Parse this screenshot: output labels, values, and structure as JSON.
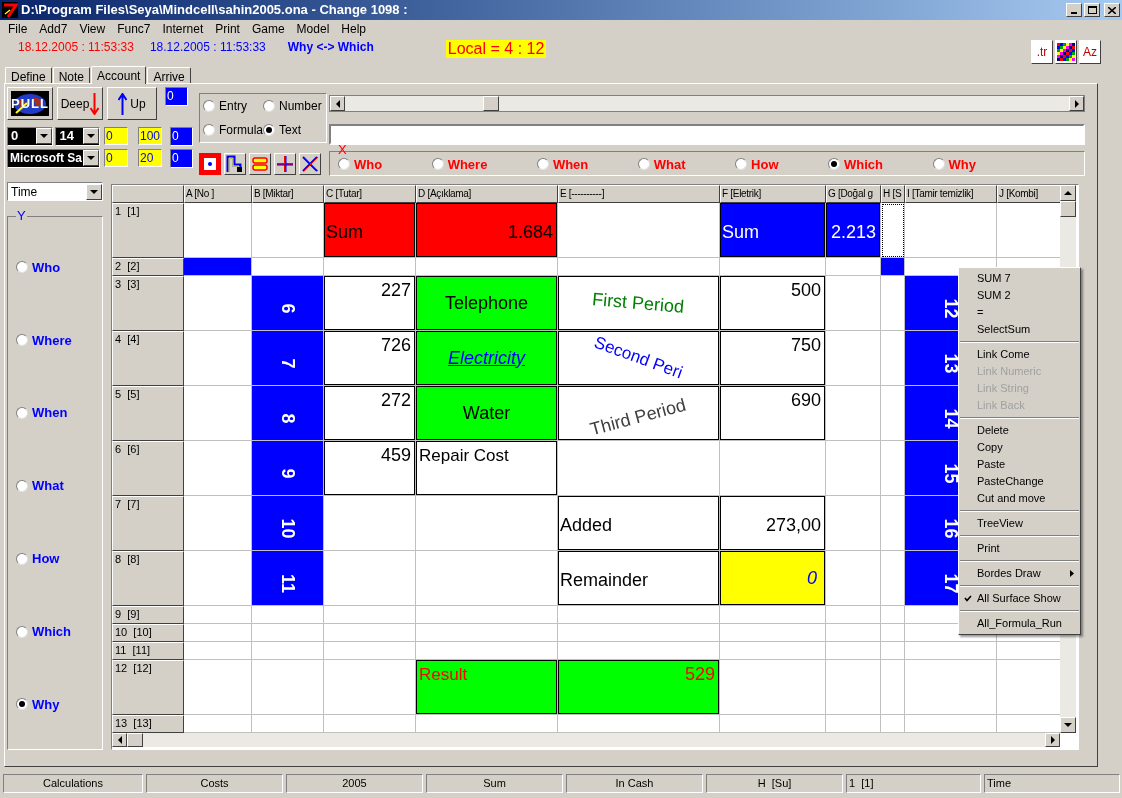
{
  "window": {
    "title": "D:\\Program Files\\Seya\\Mindcell\\sahin2005.ona - Change 1098 :"
  },
  "menu": [
    "File",
    "Add7",
    "View",
    "Func7",
    "Internet",
    "Print",
    "Game",
    "Model",
    "Help"
  ],
  "info": {
    "date_red": "18.12.2005 : 11:53:33",
    "date_blue": "18.12.2005 : 11:53:33",
    "mode": "Why <-> Which",
    "local": "Local = 4 : 12"
  },
  "top_right_buttons": [
    {
      "kind": "text",
      "label": ".tr"
    },
    {
      "kind": "grid"
    },
    {
      "kind": "text",
      "label": "Az"
    }
  ],
  "tabs": [
    {
      "label": "Define",
      "selected": false
    },
    {
      "label": "Note",
      "selected": false
    },
    {
      "label": "Account",
      "selected": true
    },
    {
      "label": "Arrive",
      "selected": false
    }
  ],
  "toolbar": {
    "pull": "PULL",
    "deep": "Deep",
    "up": "Up",
    "counters": [
      "0",
      "0",
      "0"
    ],
    "combo_color": "0",
    "combo_size": "14",
    "combo_font": "Microsoft Sa",
    "yellow": [
      "0",
      "100",
      "0",
      "20"
    ]
  },
  "entry_mode": [
    {
      "label": "Entry",
      "selected": false
    },
    {
      "label": "Number",
      "selected": false
    },
    {
      "label": "Formula",
      "selected": false
    },
    {
      "label": "Text",
      "selected": true
    }
  ],
  "draw_tools": [
    {
      "kind": "dot",
      "selected": true
    },
    {
      "kind": "steps",
      "selected": false
    },
    {
      "kind": "bars",
      "selected": false
    },
    {
      "kind": "cross",
      "selected": false
    },
    {
      "kind": "diagonal",
      "selected": false
    }
  ],
  "slider": {
    "level": 0.19
  },
  "x_axis": {
    "label": "X",
    "options": [
      {
        "label": "Who",
        "selected": false
      },
      {
        "label": "Where",
        "selected": false
      },
      {
        "label": "When",
        "selected": false
      },
      {
        "label": "What",
        "selected": false
      },
      {
        "label": "How",
        "selected": false
      },
      {
        "label": "Which",
        "selected": true
      },
      {
        "label": "Why",
        "selected": false
      }
    ]
  },
  "y_axis": {
    "combo": "Time",
    "label": "Y",
    "options": [
      {
        "label": "Who",
        "selected": false
      },
      {
        "label": "Where",
        "selected": false
      },
      {
        "label": "When",
        "selected": false
      },
      {
        "label": "What",
        "selected": false
      },
      {
        "label": "How",
        "selected": false
      },
      {
        "label": "Which",
        "selected": false
      },
      {
        "label": "Why",
        "selected": true
      }
    ]
  },
  "sheet": {
    "columns": [
      "A [No ]",
      "B [Miktar]",
      "C [Tutar]",
      "D [Açıklama]",
      "E [----------]",
      "F [Eletrik]",
      "G [Doğal g",
      "H [S",
      "I [Tamir temizlik]",
      "J [Kombi]"
    ],
    "rows": [
      {
        "header": "1  [1]",
        "tall": true,
        "cells": [
          {},
          {},
          {
            "kind": "label",
            "text": "Sum",
            "color": "#ff0000",
            "boxed": true
          },
          {
            "kind": "value",
            "text": "1.684",
            "color": "#ff0000",
            "boxed": true
          },
          {},
          {
            "kind": "label-light",
            "text": "Sum",
            "color": "#0000ff",
            "boxed": true
          },
          {
            "kind": "value-light",
            "text": "2.213",
            "color": "#0000ff",
            "boxed": true
          },
          {
            "kind": "selected"
          },
          {},
          {}
        ]
      },
      {
        "header": "2  [2]",
        "tall": false,
        "cells": [
          {
            "kind": "fill",
            "color": "#0000ff"
          },
          {},
          {},
          {},
          {},
          {},
          {},
          {
            "kind": "fill",
            "color": "#0000ff"
          },
          {}
        ]
      },
      {
        "header": "3  [3]",
        "tall": true,
        "cells": [
          {},
          {
            "kind": "vertical",
            "text": "6",
            "color": "#0000ff"
          },
          {
            "kind": "number",
            "text": "227",
            "boxed": true
          },
          {
            "kind": "caption",
            "text": "Telephone",
            "color": "#00ff00",
            "boxed": true
          },
          {
            "kind": "slant-down",
            "text": "First Period",
            "boxed": true
          },
          {
            "kind": "number",
            "text": "500",
            "boxed": true
          },
          {},
          {},
          {
            "kind": "vertical",
            "text": "12",
            "color": "#0000ff"
          }
        ]
      },
      {
        "header": "4  [4]",
        "tall": true,
        "cells": [
          {},
          {
            "kind": "vertical",
            "text": "7",
            "color": "#0000ff"
          },
          {
            "kind": "number",
            "text": "726",
            "boxed": true
          },
          {
            "kind": "link",
            "text": "Electricity",
            "color": "#00ff00",
            "boxed": true
          },
          {
            "kind": "slant-steep",
            "text": "Second Peri",
            "boxed": true
          },
          {
            "kind": "number",
            "text": "750",
            "boxed": true
          },
          {},
          {},
          {
            "kind": "vertical",
            "text": "13",
            "color": "#0000ff"
          }
        ]
      },
      {
        "header": "5  [5]",
        "tall": true,
        "cells": [
          {},
          {
            "kind": "vertical",
            "text": "8",
            "color": "#0000ff"
          },
          {
            "kind": "number",
            "text": "272",
            "boxed": true
          },
          {
            "kind": "caption",
            "text": "Water",
            "color": "#00ff00",
            "boxed": true
          },
          {
            "kind": "slant-up",
            "text": "Third Period",
            "boxed": true
          },
          {
            "kind": "number",
            "text": "690",
            "boxed": true
          },
          {},
          {},
          {
            "kind": "vertical",
            "text": "14",
            "color": "#0000ff"
          }
        ]
      },
      {
        "header": "6  [6]",
        "tall": true,
        "cells": [
          {},
          {
            "kind": "vertical",
            "text": "9",
            "color": "#0000ff"
          },
          {
            "kind": "number",
            "text": "459",
            "boxed": true
          },
          {
            "kind": "note",
            "text": "Repair Cost",
            "boxed": true
          },
          {},
          {},
          {},
          {},
          {
            "kind": "vertical",
            "text": "15",
            "color": "#0000ff"
          },
          {}
        ]
      },
      {
        "header": "7  [7]",
        "tall": true,
        "cells": [
          {},
          {
            "kind": "vertical",
            "text": "10",
            "color": "#0000ff"
          },
          {},
          {},
          {
            "kind": "label",
            "text": "Added",
            "boxed": true
          },
          {
            "kind": "value",
            "text": "273,00",
            "boxed": true
          },
          {},
          {},
          {
            "kind": "vertical",
            "text": "16",
            "color": "#0000ff"
          },
          {}
        ]
      },
      {
        "header": "8  [8]",
        "tall": true,
        "cells": [
          {},
          {
            "kind": "vertical",
            "text": "11",
            "color": "#0000ff"
          },
          {},
          {},
          {
            "kind": "label",
            "text": "Remainder",
            "boxed": true
          },
          {
            "kind": "italic",
            "text": "0",
            "color": "#ffff00",
            "boxed": true
          },
          {},
          {},
          {
            "kind": "vertical",
            "text": "17",
            "color": "#0000ff"
          },
          {}
        ]
      },
      {
        "header": "9  [9]",
        "tall": false,
        "cells": [
          {},
          {},
          {},
          {},
          {},
          {},
          {},
          {},
          {},
          {}
        ]
      },
      {
        "header": "10  [10]",
        "tall": false,
        "cells": [
          {},
          {},
          {},
          {},
          {},
          {},
          {},
          {},
          {},
          {}
        ]
      },
      {
        "header": "11  [11]",
        "tall": false,
        "cells": [
          {},
          {},
          {},
          {},
          {},
          {},
          {},
          {},
          {},
          {}
        ]
      },
      {
        "header": "12  [12]",
        "tall": true,
        "cells": [
          {},
          {},
          {},
          {
            "kind": "note-alert",
            "text": "Result",
            "color": "#00ff00",
            "boxed": true
          },
          {
            "kind": "number-alert",
            "text": "529",
            "color": "#00ff00",
            "boxed": true
          },
          {},
          {},
          {},
          {},
          {}
        ]
      },
      {
        "header": "13  [13]",
        "tall": false,
        "cells": [
          {},
          {},
          {},
          {},
          {},
          {},
          {},
          {},
          {},
          {}
        ]
      }
    ]
  },
  "context_menu": [
    {
      "kind": "item",
      "label": "SUM 7",
      "disabled": false,
      "checked": false
    },
    {
      "kind": "item",
      "label": "SUM 2",
      "disabled": false,
      "checked": false
    },
    {
      "kind": "item",
      "label": "=",
      "disabled": false,
      "checked": false
    },
    {
      "kind": "item",
      "label": "SelectSum",
      "disabled": false,
      "checked": false
    },
    {
      "kind": "separator"
    },
    {
      "kind": "item",
      "label": "Link Come",
      "disabled": false,
      "checked": false
    },
    {
      "kind": "item",
      "label": "Link Numeric",
      "disabled": true,
      "checked": false
    },
    {
      "kind": "item",
      "label": "Link String",
      "disabled": true,
      "checked": false
    },
    {
      "kind": "item",
      "label": "Link Back",
      "disabled": true,
      "checked": false
    },
    {
      "kind": "separator"
    },
    {
      "kind": "item",
      "label": "Delete",
      "disabled": false,
      "checked": false
    },
    {
      "kind": "item",
      "label": "Copy",
      "disabled": false,
      "checked": false
    },
    {
      "kind": "item",
      "label": "Paste",
      "disabled": false,
      "checked": false
    },
    {
      "kind": "item",
      "label": "PasteChange",
      "disabled": false,
      "checked": false
    },
    {
      "kind": "item",
      "label": "Cut and move",
      "disabled": false,
      "checked": false
    },
    {
      "kind": "separator"
    },
    {
      "kind": "item",
      "label": "TreeView",
      "disabled": false,
      "checked": false
    },
    {
      "kind": "separator"
    },
    {
      "kind": "item",
      "label": "Print",
      "disabled": false,
      "checked": false
    },
    {
      "kind": "separator"
    },
    {
      "kind": "submenu",
      "label": "Bordes Draw",
      "disabled": false,
      "checked": false
    },
    {
      "kind": "separator"
    },
    {
      "kind": "item",
      "label": "All Surface Show",
      "disabled": false,
      "checked": true
    },
    {
      "kind": "separator"
    },
    {
      "kind": "item",
      "label": "All_Formula_Run",
      "disabled": false,
      "checked": false
    }
  ],
  "status_bar": [
    "Calculations",
    "Costs",
    "2005",
    "Sum",
    "In Cash",
    "H  [Su]",
    "1  [1]",
    "Time"
  ]
}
#####
Select every line in the records above that contains the word "Period".

The output:
            "text": "First Period",
            "text": "Third Period",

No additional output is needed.